> [TO DO]:
Filter the entries below, keeping only lines with the word "Ortaklığı".

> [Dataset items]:
━━━━━━━━
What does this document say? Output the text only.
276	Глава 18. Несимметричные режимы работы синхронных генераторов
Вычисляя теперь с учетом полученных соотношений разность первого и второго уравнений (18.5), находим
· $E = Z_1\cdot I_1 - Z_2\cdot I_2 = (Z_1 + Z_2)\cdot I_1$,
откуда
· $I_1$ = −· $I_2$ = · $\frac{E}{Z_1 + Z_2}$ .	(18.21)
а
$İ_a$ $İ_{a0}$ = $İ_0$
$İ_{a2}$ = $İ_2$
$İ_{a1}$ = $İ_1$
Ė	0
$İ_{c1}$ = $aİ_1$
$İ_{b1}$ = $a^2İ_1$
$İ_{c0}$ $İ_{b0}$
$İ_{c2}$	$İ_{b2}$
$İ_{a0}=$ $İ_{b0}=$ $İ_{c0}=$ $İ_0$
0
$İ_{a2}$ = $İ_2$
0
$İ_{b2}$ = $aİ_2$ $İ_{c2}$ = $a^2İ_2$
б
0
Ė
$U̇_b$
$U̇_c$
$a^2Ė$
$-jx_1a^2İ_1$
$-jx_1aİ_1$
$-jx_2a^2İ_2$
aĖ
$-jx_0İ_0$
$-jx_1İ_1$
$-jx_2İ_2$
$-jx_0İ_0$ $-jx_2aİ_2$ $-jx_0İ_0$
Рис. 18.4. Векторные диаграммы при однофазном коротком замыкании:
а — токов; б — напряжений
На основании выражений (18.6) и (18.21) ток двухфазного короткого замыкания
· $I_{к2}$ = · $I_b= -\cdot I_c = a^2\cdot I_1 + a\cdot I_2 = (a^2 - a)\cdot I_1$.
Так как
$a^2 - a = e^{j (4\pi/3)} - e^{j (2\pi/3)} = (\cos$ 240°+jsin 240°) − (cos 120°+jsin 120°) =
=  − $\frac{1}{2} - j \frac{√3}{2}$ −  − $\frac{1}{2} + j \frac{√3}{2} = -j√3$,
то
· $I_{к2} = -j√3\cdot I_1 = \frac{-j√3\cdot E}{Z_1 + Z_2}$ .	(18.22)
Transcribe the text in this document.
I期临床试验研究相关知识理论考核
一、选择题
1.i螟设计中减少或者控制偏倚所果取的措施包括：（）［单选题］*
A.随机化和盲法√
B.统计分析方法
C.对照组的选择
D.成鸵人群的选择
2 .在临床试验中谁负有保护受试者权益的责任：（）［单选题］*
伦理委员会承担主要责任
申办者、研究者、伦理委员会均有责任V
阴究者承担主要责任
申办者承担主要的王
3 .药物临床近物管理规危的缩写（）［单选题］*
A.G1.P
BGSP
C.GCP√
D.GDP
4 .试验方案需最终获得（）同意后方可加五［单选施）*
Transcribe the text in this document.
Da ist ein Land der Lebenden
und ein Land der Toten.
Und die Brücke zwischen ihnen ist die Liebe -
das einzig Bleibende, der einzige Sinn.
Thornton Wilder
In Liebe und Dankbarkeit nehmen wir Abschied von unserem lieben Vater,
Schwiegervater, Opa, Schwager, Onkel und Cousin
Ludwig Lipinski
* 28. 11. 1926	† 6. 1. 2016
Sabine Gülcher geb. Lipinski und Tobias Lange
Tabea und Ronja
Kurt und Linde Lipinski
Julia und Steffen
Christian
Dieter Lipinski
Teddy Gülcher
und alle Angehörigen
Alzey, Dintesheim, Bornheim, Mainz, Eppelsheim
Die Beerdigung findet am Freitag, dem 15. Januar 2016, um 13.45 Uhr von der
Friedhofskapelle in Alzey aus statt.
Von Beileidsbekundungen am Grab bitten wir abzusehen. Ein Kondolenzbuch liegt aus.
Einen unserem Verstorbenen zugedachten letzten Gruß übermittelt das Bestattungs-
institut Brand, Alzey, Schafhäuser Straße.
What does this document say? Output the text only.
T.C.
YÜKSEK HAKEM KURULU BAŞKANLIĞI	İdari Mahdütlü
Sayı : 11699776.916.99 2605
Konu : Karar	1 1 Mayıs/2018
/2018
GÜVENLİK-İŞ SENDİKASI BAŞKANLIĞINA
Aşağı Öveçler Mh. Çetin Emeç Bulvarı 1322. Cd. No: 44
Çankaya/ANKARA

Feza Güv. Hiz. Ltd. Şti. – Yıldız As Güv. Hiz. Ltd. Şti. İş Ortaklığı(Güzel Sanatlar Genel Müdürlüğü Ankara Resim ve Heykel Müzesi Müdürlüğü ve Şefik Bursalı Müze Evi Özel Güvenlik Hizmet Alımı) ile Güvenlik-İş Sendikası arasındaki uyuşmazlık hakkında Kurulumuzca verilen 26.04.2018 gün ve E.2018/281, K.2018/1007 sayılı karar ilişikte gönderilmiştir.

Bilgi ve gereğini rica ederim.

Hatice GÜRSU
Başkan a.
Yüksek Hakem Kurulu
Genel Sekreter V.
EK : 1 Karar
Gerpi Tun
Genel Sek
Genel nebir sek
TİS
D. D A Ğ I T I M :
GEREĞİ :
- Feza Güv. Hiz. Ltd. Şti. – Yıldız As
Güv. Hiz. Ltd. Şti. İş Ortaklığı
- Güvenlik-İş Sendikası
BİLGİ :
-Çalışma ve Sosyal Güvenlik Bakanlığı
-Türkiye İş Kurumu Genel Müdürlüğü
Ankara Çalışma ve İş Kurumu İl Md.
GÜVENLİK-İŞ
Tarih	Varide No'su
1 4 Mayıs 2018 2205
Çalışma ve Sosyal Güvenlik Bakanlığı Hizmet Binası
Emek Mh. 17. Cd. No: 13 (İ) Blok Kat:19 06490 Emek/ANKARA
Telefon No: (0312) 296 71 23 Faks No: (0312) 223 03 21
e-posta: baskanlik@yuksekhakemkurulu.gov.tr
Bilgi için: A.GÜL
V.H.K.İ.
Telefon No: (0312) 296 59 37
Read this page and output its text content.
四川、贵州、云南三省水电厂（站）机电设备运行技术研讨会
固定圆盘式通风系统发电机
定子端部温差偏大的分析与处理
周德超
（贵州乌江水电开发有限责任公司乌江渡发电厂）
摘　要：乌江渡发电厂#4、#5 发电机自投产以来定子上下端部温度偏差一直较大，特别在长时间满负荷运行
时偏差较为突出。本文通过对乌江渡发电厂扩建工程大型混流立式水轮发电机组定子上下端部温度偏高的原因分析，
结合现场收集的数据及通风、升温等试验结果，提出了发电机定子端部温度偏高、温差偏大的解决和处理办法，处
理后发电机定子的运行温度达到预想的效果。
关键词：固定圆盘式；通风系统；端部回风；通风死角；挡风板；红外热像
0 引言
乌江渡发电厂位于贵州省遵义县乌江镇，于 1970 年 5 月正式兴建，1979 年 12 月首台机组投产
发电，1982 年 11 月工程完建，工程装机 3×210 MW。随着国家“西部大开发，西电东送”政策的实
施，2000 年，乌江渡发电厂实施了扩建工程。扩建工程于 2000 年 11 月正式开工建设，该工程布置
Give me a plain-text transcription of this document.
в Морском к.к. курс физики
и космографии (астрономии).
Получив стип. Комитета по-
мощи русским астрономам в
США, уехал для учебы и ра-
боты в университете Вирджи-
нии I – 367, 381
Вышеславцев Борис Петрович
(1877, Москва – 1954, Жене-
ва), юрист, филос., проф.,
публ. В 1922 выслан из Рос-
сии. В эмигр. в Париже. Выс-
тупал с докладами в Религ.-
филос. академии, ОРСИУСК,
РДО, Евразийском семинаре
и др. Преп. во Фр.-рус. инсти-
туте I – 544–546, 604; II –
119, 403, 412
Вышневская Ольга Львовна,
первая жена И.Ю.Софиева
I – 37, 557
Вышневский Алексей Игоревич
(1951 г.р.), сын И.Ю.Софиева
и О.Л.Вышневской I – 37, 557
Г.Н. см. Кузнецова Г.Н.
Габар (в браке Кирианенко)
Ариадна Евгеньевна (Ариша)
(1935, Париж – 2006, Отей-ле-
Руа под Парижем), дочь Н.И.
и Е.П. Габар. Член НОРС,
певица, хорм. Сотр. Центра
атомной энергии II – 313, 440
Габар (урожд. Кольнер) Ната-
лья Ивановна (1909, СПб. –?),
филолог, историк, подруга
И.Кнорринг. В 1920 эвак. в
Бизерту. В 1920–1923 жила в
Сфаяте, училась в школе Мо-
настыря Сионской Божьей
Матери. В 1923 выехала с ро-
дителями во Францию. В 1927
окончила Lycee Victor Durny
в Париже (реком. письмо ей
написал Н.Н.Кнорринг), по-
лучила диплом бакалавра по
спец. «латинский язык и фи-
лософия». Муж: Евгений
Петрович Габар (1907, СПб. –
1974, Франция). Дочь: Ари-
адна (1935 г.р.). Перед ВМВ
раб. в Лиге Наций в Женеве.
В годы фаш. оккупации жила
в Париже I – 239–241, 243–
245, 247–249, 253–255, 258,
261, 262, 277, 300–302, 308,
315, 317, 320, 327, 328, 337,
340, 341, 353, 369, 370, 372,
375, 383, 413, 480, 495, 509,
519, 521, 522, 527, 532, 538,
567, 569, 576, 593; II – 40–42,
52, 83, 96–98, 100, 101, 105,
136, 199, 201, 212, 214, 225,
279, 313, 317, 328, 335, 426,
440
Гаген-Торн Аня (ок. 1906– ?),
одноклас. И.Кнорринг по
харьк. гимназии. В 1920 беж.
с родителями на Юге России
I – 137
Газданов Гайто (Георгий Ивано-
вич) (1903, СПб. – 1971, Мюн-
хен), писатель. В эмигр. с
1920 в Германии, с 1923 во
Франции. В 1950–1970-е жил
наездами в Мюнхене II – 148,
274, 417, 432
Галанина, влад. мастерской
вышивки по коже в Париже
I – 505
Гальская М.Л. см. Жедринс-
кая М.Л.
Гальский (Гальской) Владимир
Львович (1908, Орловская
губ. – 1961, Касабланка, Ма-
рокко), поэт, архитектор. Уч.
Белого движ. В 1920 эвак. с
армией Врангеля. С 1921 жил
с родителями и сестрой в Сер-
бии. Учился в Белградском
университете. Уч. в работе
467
━━━━━━━━
> [SOLUTION]:
Feza Güv. Hiz. Ltd. Şti. – Yıldız As Güv. Hiz. Ltd. Şti. İş Ortaklığı(Güzel Sanatlar Genel Müdürlüğü Ankara Resim ve Heykel Müzesi Müdürlüğü ve Şefik Bursalı Müze Evi Özel Güvenlik Hizmet Alımı) ile Güvenlik-İş Sendikası arasındaki uyuşmazlık hakkında Kurulumuzca verilen 26.04.2018 gün ve E.2018/281, K.2018/1007 sayılı karar ilişikte gönderilmiştir.
Güv. Hiz. Ltd. Şti. İş Ortaklığı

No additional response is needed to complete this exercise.